**EXERCISE REQUIREMENTS**
Extract each line holding the word "data" from the entries.

======== RECORD EXCERPTS ========

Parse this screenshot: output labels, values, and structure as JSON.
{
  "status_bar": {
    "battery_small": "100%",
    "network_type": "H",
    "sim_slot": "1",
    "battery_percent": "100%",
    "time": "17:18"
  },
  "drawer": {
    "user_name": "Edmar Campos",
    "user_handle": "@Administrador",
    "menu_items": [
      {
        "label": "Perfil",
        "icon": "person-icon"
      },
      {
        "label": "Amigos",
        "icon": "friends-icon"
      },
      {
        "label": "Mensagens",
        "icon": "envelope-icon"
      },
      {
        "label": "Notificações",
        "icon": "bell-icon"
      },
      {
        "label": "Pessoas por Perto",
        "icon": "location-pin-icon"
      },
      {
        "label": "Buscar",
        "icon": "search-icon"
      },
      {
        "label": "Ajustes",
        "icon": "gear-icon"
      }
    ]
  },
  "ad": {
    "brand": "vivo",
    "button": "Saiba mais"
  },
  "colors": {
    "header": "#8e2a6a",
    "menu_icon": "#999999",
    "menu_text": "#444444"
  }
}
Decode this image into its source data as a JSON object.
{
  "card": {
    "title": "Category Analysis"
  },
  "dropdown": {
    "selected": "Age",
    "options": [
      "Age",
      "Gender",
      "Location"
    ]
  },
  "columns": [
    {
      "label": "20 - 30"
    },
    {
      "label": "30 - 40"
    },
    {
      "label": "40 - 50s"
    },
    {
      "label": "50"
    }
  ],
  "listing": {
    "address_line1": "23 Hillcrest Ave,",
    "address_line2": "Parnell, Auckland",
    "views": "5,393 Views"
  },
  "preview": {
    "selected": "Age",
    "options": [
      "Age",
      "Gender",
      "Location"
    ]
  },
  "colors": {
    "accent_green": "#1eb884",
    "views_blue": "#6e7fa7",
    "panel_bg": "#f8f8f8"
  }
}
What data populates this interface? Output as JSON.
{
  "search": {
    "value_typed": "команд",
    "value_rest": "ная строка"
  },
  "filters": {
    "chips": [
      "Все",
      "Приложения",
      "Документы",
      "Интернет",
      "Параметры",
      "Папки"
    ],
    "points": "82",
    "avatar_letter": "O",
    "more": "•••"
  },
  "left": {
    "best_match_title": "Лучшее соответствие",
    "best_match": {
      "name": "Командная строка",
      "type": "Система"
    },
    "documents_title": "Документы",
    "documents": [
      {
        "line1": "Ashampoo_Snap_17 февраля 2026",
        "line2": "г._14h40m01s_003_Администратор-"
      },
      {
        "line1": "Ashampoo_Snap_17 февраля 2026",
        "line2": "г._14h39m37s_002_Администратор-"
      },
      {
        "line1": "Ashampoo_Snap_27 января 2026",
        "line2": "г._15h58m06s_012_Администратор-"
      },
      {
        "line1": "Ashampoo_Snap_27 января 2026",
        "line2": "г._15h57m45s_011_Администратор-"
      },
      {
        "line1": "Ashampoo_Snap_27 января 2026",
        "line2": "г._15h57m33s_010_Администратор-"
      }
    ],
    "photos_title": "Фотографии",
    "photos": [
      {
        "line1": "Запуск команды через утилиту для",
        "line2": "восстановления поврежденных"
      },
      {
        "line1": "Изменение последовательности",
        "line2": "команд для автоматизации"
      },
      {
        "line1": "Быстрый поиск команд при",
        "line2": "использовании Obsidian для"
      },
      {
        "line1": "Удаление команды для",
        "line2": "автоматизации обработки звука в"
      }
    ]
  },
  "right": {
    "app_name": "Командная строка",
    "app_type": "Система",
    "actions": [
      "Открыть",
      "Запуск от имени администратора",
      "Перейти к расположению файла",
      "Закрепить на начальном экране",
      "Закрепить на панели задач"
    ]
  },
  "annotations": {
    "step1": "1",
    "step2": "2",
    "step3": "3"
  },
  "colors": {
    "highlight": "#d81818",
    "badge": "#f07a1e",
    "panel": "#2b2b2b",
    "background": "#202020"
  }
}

========

**RESULT FOR THIS EXERCISE**
Decode this image into its source data as a JSON object.
What data populates this interface? Output as JSON.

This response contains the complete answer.